- **CHALLENGE**: Without altering anything, repeat each of the records.

[Stored data]
=======

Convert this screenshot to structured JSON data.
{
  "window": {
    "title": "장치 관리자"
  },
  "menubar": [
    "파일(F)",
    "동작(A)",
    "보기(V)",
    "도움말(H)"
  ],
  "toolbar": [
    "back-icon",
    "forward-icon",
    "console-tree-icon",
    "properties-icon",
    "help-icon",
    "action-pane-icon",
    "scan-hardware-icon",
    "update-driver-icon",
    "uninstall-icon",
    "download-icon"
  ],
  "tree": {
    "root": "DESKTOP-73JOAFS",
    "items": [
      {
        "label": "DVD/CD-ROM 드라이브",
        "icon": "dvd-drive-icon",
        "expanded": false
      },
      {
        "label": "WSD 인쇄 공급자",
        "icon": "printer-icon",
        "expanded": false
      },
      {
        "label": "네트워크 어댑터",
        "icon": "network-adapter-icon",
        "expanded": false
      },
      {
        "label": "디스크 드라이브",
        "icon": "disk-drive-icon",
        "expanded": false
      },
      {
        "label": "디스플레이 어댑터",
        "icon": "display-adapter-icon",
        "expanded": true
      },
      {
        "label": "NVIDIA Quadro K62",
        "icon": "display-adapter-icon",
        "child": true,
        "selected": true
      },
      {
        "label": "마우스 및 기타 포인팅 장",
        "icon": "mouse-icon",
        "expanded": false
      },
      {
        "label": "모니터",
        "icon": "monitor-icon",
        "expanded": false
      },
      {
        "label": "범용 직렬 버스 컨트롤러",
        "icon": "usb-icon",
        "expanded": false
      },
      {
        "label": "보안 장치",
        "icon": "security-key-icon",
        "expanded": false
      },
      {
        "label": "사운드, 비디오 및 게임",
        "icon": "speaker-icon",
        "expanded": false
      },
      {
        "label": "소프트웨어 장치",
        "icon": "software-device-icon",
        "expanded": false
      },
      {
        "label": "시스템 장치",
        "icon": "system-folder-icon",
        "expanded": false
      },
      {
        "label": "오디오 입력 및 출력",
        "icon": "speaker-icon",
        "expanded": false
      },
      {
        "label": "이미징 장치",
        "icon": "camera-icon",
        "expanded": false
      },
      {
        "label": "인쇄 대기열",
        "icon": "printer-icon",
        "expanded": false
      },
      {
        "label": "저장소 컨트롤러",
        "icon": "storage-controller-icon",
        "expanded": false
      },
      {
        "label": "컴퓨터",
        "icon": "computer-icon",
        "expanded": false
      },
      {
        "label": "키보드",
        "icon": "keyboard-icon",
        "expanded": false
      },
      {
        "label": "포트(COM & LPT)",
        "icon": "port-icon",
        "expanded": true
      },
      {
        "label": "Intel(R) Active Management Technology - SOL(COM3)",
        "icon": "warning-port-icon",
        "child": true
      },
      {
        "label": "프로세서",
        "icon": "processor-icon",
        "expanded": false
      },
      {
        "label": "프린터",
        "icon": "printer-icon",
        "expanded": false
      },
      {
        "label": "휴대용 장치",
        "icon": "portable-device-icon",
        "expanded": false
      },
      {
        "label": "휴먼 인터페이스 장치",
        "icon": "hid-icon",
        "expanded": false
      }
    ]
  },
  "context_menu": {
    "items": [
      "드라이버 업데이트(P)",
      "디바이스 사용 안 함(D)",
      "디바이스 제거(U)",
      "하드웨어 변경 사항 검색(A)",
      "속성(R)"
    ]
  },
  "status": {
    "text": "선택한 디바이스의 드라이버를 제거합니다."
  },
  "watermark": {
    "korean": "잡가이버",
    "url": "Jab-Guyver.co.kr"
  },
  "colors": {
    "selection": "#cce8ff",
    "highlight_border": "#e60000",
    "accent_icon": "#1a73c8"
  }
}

=======

- **IN RESPONSE**:
Convert this screenshot to structured JSON data.
{
  "window": {
    "title": "장치 관리자"
  },
  "menubar": [
    "파일(F)",
    "동작(A)",
    "보기(V)",
    "도움말(H)"
  ],
  "toolbar": [
    "back-icon",
    "forward-icon",
    "console-tree-icon",
    "properties-icon",
    "help-icon",
    "action-pane-icon",
    "scan-hardware-icon",
    "update-driver-icon",
    "uninstall-icon",
    "download-icon"
  ],
  "tree": {
    "root": "DESKTOP-73JOAFS",
    "items": [
      {
        "label": "DVD/CD-ROM 드라이브",
        "icon": "dvd-drive-icon",
        "expanded": false
      },
      {
        "label": "WSD 인쇄 공급자",
        "icon": "printer-icon",
        "expanded": false
      },
      {
        "label": "네트워크 어댑터",
        "icon": "network-adapter-icon",
        "expanded": false
      },
      {
        "label": "디스크 드라이브",
        "icon": "disk-drive-icon",
        "expanded": false
      },
      {
        "label": "디스플레이 어댑터",
        "icon": "display-adapter-icon",
        "expanded": true
      },
      {
        "label": "NVIDIA Quadro K62",
        "icon": "display-adapter-icon",
        "child": true,
        "selected": true
      },
      {
        "label": "마우스 및 기타 포인팅 장",
        "icon": "mouse-icon",
        "expanded": false
      },
      {
        "label": "모니터",
        "icon": "monitor-icon",
        "expanded": false
      },
      {
        "label": "범용 직렬 버스 컨트롤러",
        "icon": "usb-icon",
        "expanded": false
      },
      {
        "label": "보안 장치",
        "icon": "security-key-icon",
        "expanded": false
      },
      {
        "label": "사운드, 비디오 및 게임",
        "icon": "speaker-icon",
        "expanded": false
      },
      {
        "label": "소프트웨어 장치",
        "icon": "software-device-icon",
        "expanded": false
      },
      {
        "label": "시스템 장치",
        "icon": "system-folder-icon",
        "expanded": false
      },
      {
        "label": "오디오 입력 및 출력",
        "icon": "speaker-icon",
        "expanded": false
      },
      {
        "label": "이미징 장치",
        "icon": "camera-icon",
        "expanded": false
      },
      {
        "label": "인쇄 대기열",
        "icon": "printer-icon",
        "expanded": false
      },
      {
        "label": "저장소 컨트롤러",
        "icon": "storage-controller-icon",
        "expanded": false
      },
      {
        "label": "컴퓨터",
        "icon": "computer-icon",
        "expanded": false
      },
      {
        "label": "키보드",
        "icon": "keyboard-icon",
        "expanded": false
      },
      {
        "label": "포트(COM & LPT)",
        "icon": "port-icon",
        "expanded": true
      },
      {
        "label": "Intel(R) Active Management Technology - SOL(COM3)",
        "icon": "warning-port-icon",
        "child": true
      },
      {
        "label": "프로세서",
        "icon": "processor-icon",
        "expanded": false
      },
      {
        "label": "프린터",
        "icon": "printer-icon",
        "expanded": false
      },
      {
        "label": "휴대용 장치",
        "icon": "portable-device-icon",
        "expanded": false
      },
      {
        "label": "휴먼 인터페이스 장치",
        "icon": "hid-icon",
        "expanded": false
      }
    ]
  },
  "context_menu": {
    "items": [
      "드라이버 업데이트(P)",
      "디바이스 사용 안 함(D)",
      "디바이스 제거(U)",
      "하드웨어 변경 사항 검색(A)",
      "속성(R)"
    ]
  },
  "status": {
    "text": "선택한 디바이스의 드라이버를 제거합니다."
  },
  "watermark": {
    "korean": "잡가이버",
    "url": "Jab-Guyver.co.kr"
  },
  "colors": {
    "selection": "#cce8ff",
    "highlight_border": "#e60000",
    "accent_icon": "#1a73c8"
  }
}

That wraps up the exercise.